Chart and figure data

━━━━━━━━

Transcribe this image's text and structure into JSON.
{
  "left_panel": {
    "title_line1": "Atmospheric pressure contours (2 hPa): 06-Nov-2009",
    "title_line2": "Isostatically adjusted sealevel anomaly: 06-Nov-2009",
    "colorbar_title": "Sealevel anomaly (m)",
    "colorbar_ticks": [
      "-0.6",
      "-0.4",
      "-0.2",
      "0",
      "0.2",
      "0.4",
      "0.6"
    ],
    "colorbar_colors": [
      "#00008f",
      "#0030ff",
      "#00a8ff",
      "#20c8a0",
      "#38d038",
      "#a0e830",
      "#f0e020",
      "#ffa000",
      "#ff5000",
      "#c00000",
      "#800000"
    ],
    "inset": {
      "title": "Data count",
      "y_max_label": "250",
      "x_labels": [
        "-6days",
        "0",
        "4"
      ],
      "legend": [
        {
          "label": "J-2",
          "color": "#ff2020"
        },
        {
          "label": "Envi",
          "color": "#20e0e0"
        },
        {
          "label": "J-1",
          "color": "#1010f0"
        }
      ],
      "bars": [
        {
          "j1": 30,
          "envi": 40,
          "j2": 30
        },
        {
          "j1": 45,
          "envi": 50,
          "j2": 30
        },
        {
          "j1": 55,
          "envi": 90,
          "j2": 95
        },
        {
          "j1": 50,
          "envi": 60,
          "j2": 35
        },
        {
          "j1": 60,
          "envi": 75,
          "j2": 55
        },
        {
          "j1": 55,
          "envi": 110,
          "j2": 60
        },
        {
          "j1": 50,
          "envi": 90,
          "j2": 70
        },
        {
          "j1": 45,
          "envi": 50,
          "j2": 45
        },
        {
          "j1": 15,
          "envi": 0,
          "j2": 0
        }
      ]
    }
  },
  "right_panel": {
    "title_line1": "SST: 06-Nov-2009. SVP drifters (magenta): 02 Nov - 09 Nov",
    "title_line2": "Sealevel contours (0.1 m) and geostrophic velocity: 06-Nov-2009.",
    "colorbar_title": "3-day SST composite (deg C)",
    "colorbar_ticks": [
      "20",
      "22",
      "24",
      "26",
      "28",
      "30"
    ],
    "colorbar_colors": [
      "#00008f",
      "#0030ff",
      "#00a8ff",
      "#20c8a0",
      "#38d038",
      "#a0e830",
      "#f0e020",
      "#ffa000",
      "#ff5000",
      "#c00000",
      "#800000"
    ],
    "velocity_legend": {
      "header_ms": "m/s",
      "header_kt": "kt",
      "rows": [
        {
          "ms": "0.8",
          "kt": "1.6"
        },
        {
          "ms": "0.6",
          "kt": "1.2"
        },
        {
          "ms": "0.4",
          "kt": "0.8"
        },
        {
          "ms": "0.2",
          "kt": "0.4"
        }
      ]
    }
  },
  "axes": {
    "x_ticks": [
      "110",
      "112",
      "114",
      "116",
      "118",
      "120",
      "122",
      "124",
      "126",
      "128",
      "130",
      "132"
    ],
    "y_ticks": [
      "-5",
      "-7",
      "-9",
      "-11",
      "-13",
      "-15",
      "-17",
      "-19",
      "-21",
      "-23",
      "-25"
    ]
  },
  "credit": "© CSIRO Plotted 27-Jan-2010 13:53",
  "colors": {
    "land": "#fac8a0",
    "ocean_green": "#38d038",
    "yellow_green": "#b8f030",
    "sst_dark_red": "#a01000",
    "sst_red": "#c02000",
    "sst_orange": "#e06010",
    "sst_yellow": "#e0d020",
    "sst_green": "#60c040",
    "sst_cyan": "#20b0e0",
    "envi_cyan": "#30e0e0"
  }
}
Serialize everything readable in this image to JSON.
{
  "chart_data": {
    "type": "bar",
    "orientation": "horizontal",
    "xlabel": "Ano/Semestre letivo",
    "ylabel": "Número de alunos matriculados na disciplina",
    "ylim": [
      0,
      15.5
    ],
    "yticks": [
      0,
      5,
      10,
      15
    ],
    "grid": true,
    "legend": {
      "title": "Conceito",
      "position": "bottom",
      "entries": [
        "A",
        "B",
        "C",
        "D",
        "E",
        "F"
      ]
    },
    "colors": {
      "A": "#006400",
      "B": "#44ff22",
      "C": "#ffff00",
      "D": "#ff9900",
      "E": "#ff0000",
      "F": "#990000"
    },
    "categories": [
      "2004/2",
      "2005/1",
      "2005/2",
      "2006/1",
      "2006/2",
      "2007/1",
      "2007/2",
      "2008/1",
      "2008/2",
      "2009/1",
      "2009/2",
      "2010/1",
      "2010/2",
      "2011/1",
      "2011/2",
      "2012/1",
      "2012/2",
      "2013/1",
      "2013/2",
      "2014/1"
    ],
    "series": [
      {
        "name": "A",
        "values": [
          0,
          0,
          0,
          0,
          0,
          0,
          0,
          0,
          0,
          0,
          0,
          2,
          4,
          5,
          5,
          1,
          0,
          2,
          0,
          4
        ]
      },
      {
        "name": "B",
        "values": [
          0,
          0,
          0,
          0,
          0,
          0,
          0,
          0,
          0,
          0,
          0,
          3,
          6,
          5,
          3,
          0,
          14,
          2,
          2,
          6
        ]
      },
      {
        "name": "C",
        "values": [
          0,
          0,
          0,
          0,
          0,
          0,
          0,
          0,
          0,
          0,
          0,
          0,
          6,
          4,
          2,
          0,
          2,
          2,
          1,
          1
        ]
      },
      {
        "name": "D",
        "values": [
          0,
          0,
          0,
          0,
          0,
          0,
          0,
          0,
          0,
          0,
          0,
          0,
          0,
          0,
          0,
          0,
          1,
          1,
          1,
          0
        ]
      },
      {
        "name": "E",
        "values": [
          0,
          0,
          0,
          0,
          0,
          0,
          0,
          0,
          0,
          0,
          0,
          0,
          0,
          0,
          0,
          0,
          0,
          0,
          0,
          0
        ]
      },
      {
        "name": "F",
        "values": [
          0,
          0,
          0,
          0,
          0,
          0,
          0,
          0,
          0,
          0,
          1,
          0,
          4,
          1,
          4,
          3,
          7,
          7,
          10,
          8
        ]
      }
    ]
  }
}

━━━━━━━━

# [Instructions for the task]
Copy out the material above in its entirety. Every detail must match.

# [Answer in full]
Transcribe this image's text and structure into JSON.
{
  "left_panel": {
    "title_line1": "Atmospheric pressure contours (2 hPa): 06-Nov-2009",
    "title_line2": "Isostatically adjusted sealevel anomaly: 06-Nov-2009",
    "colorbar_title": "Sealevel anomaly (m)",
    "colorbar_ticks": [
      "-0.6",
      "-0.4",
      "-0.2",
      "0",
      "0.2",
      "0.4",
      "0.6"
    ],
    "colorbar_colors": [
      "#00008f",
      "#0030ff",
      "#00a8ff",
      "#20c8a0",
      "#38d038",
      "#a0e830",
      "#f0e020",
      "#ffa000",
      "#ff5000",
      "#c00000",
      "#800000"
    ],
    "inset": {
      "title": "Data count",
      "y_max_label": "250",
      "x_labels": [
        "-6days",
        "0",
        "4"
      ],
      "legend": [
        {
          "label": "J-2",
          "color": "#ff2020"
        },
        {
          "label": "Envi",
          "color": "#20e0e0"
        },
        {
          "label": "J-1",
          "color": "#1010f0"
        }
      ],
      "bars": [
        {
          "j1": 30,
          "envi": 40,
          "j2": 30
        },
        {
          "j1": 45,
          "envi": 50,
          "j2": 30
        },
        {
          "j1": 55,
          "envi": 90,
          "j2": 95
        },
        {
          "j1": 50,
          "envi": 60,
          "j2": 35
        },
        {
          "j1": 60,
          "envi": 75,
          "j2": 55
        },
        {
          "j1": 55,
          "envi": 110,
          "j2": 60
        },
        {
          "j1": 50,
          "envi": 90,
          "j2": 70
        },
        {
          "j1": 45,
          "envi": 50,
          "j2": 45
        },
        {
          "j1": 15,
          "envi": 0,
          "j2": 0
        }
      ]
    }
  },
  "right_panel": {
    "title_line1": "SST: 06-Nov-2009. SVP drifters (magenta): 02 Nov - 09 Nov",
    "title_line2": "Sealevel contours (0.1 m) and geostrophic velocity: 06-Nov-2009.",
    "colorbar_title": "3-day SST composite (deg C)",
    "colorbar_ticks": [
      "20",
      "22",
      "24",
      "26",
      "28",
      "30"
    ],
    "colorbar_colors": [
      "#00008f",
      "#0030ff",
      "#00a8ff",
      "#20c8a0",
      "#38d038",
      "#a0e830",
      "#f0e020",
      "#ffa000",
      "#ff5000",
      "#c00000",
      "#800000"
    ],
    "velocity_legend": {
      "header_ms": "m/s",
      "header_kt": "kt",
      "rows": [
        {
          "ms": "0.8",
          "kt": "1.6"
        },
        {
          "ms": "0.6",
          "kt": "1.2"
        },
        {
          "ms": "0.4",
          "kt": "0.8"
        },
        {
          "ms": "0.2",
          "kt": "0.4"
        }
      ]
    }
  },
  "axes": {
    "x_ticks": [
      "110",
      "112",
      "114",
      "116",
      "118",
      "120",
      "122",
      "124",
      "126",
      "128",
      "130",
      "132"
    ],
    "y_ticks": [
      "-5",
      "-7",
      "-9",
      "-11",
      "-13",
      "-15",
      "-17",
      "-19",
      "-21",
      "-23",
      "-25"
    ]
  },
  "credit": "© CSIRO Plotted 27-Jan-2010 13:53",
  "colors": {
    "land": "#fac8a0",
    "ocean_green": "#38d038",
    "yellow_green": "#b8f030",
    "sst_dark_red": "#a01000",
    "sst_red": "#c02000",
    "sst_orange": "#e06010",
    "sst_yellow": "#e0d020",
    "sst_green": "#60c040",
    "sst_cyan": "#20b0e0",
    "envi_cyan": "#30e0e0"
  }
}
Serialize everything readable in this image to JSON.
{
  "chart_data": {
    "type": "bar",
    "orientation": "horizontal",
    "xlabel": "Ano/Semestre letivo",
    "ylabel": "Número de alunos matriculados na disciplina",
    "ylim": [
      0,
      15.5
    ],
    "yticks": [
      0,
      5,
      10,
      15
    ],
    "grid": true,
    "legend": {
      "title": "Conceito",
      "position": "bottom",
      "entries": [
        "A",
        "B",
        "C",
        "D",
        "E",
        "F"
      ]
    },
    "colors": {
      "A": "#006400",
      "B": "#44ff22",
      "C": "#ffff00",
      "D": "#ff9900",
      "E": "#ff0000",
      "F": "#990000"
    },
    "categories": [
      "2004/2",
      "2005/1",
      "2005/2",
      "2006/1",
      "2006/2",
      "2007/1",
      "2007/2",
      "2008/1",
      "2008/2",
      "2009/1",
      "2009/2",
      "2010/1",
      "2010/2",
      "2011/1",
      "2011/2",
      "2012/1",
      "2012/2",
      "2013/1",
      "2013/2",
      "2014/1"
    ],
    "series": [
      {
        "name": "A",
        "values": [
          0,
          0,
          0,
          0,
          0,
          0,
          0,
          0,
          0,
          0,
          0,
          2,
          4,
          5,
          5,
          1,
          0,
          2,
          0,
          4
        ]
      },
      {
        "name": "B",
        "values": [
          0,
          0,
          0,
          0,
          0,
          0,
          0,
          0,
          0,
          0,
          0,
          3,
          6,
          5,
          3,
          0,
          14,
          2,
          2,
          6
        ]
      },
      {
        "name": "C",
        "values": [
          0,
          0,
          0,
          0,
          0,
          0,
          0,
          0,
          0,
          0,
          0,
          0,
          6,
          4,
          2,
          0,
          2,
          2,
          1,
          1
        ]
      },
      {
        "name": "D",
        "values": [
          0,
          0,
          0,
          0,
          0,
          0,
          0,
          0,
          0,
          0,
          0,
          0,
          0,
          0,
          0,
          0,
          1,
          1,
          1,
          0
        ]
      },
      {
        "name": "E",
        "values": [
          0,
          0,
          0,
          0,
          0,
          0,
          0,
          0,
          0,
          0,
          0,
          0,
          0,
          0,
          0,
          0,
          0,
          0,
          0,
          0
        ]
      },
      {
        "name": "F",
        "values": [
          0,
          0,
          0,
          0,
          0,
          0,
          0,
          0,
          0,
          0,
          1,
          0,
          4,
          1,
          4,
          3,
          7,
          7,
          10,
          8
        ]
      }
    ]
  }
}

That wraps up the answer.